Which lines in the material below contain the string "Twitter"? Pull out each of them and copy it in full.

Material provided —
☆ ☆ ☆ ☆ ☆

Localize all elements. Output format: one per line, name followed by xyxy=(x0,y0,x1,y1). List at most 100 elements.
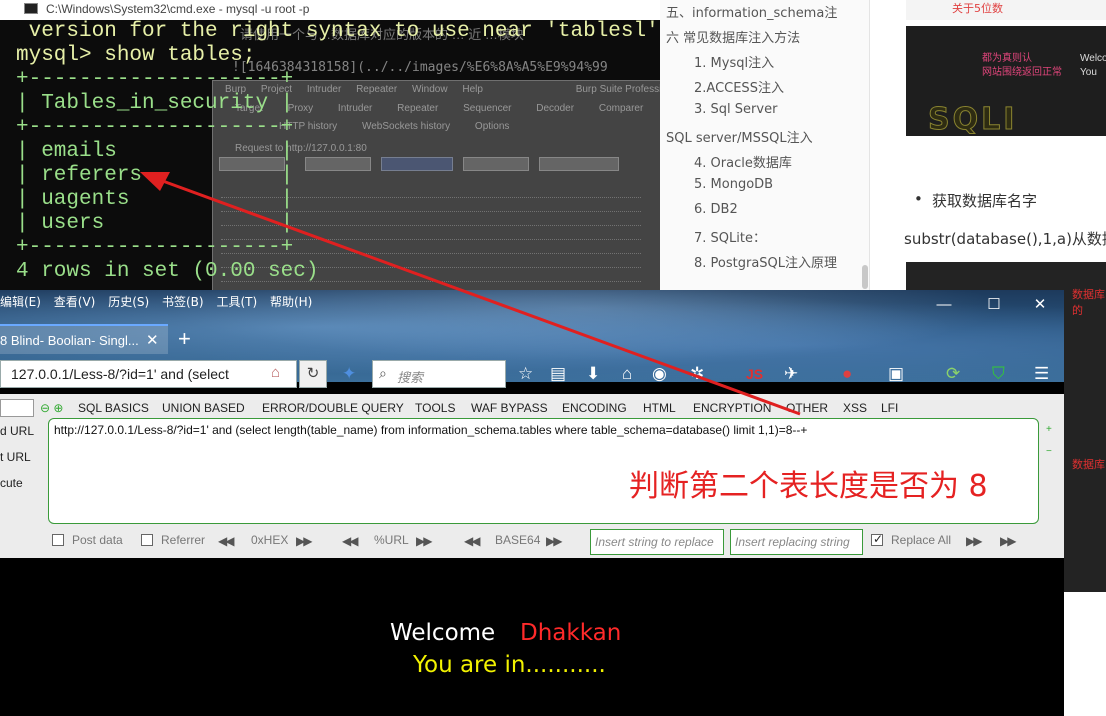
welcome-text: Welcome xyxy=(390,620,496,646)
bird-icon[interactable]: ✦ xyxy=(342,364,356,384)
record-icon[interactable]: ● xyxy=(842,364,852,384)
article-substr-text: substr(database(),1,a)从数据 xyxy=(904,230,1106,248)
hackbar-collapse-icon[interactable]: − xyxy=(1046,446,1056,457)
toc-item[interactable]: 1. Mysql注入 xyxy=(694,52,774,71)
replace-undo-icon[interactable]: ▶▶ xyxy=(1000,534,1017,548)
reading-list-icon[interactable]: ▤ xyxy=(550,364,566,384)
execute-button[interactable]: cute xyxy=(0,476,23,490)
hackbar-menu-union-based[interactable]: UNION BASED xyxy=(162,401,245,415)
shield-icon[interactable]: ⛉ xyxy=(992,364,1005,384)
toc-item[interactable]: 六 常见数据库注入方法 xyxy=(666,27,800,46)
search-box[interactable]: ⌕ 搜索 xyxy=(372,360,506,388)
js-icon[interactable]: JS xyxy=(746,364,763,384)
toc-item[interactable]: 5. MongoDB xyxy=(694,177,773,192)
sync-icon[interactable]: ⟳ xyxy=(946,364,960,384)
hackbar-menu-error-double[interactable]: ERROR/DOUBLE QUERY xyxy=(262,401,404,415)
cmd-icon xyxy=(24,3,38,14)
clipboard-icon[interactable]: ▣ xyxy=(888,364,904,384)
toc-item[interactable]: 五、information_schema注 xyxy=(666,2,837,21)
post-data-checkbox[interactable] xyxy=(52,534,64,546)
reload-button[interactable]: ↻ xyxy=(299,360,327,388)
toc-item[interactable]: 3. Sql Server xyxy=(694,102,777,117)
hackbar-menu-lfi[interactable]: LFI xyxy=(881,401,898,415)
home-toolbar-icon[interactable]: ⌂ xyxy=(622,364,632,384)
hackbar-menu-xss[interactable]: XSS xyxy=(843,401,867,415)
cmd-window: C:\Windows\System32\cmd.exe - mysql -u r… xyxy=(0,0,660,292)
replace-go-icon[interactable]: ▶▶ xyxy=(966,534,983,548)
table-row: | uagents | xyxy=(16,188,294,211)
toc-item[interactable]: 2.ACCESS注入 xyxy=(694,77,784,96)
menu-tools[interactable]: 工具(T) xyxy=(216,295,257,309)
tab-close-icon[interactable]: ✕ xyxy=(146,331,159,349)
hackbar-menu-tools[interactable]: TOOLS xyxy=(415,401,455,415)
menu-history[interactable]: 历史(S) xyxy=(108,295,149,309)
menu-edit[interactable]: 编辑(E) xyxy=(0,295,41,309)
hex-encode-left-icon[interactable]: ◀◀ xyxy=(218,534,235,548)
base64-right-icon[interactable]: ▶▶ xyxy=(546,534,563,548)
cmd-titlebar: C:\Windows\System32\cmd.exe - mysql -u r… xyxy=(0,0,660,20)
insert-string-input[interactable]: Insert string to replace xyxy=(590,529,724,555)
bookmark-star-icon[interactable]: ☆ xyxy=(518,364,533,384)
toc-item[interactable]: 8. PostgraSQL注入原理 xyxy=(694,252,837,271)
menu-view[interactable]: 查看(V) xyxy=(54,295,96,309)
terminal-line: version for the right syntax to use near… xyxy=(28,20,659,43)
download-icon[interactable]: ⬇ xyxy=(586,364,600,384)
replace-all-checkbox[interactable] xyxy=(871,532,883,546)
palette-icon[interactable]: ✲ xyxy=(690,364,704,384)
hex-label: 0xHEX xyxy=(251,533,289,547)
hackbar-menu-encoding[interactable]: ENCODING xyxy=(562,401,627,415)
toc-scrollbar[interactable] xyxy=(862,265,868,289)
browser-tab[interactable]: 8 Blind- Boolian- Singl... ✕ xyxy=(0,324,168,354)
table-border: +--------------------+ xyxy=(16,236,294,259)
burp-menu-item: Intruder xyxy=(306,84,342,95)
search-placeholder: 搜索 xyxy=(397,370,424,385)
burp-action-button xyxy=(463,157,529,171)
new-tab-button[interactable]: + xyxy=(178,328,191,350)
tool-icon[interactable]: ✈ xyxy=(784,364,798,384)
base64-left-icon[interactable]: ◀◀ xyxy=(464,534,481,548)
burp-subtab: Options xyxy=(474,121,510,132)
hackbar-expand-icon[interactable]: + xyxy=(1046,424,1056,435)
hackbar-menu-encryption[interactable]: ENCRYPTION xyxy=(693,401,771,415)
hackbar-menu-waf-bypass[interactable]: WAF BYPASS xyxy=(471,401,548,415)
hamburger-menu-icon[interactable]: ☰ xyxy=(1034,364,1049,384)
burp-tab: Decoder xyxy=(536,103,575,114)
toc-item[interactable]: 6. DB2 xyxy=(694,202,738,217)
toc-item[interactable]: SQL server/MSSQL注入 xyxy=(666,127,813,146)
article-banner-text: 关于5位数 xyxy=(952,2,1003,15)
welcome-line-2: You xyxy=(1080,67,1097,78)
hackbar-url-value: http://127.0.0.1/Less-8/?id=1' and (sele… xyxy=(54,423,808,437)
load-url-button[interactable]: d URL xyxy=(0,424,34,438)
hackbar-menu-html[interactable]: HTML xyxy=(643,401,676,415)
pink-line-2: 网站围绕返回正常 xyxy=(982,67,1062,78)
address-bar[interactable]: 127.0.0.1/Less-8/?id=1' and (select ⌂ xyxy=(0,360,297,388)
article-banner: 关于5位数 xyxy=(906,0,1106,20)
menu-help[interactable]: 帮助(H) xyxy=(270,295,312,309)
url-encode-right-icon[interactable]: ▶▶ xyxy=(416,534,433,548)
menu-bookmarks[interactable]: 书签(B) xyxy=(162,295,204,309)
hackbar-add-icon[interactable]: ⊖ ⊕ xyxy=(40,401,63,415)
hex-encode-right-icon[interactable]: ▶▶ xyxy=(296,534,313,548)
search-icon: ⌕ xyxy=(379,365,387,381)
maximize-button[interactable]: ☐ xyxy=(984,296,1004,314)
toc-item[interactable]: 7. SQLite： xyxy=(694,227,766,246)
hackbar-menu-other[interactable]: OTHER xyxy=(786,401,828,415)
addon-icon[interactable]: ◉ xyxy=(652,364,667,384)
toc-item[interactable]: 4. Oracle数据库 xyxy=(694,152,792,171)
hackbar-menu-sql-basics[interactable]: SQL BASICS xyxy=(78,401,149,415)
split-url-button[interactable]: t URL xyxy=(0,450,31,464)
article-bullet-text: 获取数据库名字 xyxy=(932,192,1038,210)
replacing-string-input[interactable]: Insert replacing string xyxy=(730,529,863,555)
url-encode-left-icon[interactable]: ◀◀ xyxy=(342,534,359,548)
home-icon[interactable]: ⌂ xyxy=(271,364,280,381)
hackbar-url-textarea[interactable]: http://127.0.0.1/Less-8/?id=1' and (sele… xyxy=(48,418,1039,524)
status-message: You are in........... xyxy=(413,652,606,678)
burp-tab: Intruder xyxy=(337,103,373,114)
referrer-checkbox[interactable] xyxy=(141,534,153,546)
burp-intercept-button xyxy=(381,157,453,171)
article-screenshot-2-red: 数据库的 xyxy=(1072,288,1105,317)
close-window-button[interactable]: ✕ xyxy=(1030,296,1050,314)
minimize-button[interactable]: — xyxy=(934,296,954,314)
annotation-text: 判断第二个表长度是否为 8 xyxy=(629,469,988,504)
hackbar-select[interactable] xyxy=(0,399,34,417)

☆ ☆ ☆ ☆ ☆

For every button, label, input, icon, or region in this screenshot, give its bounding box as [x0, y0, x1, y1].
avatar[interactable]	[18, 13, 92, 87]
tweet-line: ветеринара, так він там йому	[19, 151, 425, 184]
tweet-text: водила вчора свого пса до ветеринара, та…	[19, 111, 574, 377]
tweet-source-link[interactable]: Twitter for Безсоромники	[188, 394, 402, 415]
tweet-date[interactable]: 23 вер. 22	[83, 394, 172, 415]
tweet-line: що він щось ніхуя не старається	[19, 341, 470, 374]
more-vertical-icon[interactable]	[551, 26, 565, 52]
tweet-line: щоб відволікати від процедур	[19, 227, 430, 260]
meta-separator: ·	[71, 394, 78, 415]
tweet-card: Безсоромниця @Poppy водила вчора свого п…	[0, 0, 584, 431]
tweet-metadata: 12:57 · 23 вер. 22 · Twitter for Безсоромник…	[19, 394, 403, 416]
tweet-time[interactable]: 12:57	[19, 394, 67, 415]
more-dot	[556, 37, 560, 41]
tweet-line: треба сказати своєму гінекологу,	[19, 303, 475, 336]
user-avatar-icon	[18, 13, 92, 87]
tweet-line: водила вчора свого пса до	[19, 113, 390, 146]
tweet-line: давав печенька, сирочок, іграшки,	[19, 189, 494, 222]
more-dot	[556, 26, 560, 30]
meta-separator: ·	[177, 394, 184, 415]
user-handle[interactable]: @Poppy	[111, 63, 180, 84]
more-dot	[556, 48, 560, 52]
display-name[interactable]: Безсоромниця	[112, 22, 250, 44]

☆ ☆ ☆ ☆ ☆

In response —
tweet-source-link[interactable]: Twitter for Безсоромники	[188, 394, 402, 415]
tweet-metadata: 12:57 · 23 вер. 22 · Twitter for Безсоромник…	[19, 394, 403, 416]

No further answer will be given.